**Dataset records**:

##########

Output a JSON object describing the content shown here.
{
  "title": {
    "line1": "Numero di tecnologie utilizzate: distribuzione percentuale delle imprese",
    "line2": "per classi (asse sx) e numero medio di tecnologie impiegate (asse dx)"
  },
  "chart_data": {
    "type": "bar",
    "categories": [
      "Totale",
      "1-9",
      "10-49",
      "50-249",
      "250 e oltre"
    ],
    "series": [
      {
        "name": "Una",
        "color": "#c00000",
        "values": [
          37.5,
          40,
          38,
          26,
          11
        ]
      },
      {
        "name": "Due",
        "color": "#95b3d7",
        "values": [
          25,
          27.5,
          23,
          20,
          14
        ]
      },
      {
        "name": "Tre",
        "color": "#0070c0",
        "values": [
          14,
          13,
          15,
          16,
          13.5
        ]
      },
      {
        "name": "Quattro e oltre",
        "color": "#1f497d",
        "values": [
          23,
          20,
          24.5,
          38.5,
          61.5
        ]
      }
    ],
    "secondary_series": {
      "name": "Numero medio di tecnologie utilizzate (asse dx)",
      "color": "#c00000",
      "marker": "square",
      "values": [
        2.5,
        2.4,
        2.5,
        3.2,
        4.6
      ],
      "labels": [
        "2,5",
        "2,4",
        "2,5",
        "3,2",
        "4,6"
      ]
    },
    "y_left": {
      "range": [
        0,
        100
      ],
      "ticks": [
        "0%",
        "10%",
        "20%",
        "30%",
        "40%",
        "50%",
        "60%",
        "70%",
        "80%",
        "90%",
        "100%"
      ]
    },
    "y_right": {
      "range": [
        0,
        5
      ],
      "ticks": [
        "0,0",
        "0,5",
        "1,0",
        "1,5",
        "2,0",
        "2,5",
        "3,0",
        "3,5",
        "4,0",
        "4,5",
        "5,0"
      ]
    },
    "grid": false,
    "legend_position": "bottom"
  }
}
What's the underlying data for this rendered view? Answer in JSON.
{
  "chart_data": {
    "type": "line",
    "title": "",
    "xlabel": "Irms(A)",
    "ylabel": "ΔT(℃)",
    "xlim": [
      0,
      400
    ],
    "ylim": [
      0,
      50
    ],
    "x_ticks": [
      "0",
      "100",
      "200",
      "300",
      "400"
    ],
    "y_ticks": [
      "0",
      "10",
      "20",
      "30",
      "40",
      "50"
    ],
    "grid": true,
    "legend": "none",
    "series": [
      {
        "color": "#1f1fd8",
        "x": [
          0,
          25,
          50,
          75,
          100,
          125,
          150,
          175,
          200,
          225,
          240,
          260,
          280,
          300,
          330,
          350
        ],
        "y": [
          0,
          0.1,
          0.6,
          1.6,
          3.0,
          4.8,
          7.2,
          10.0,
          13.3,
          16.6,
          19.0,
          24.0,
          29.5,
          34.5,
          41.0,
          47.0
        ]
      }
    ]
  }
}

##########

**Short exercise**: Using the material above, gather every line that includes "asse".

**Result**:
    "line2": "per classi (asse sx) e numero medio di tecnologie impiegate (asse dx)"
      "name": "Numero medio di tecnologie utilizzate (asse dx)",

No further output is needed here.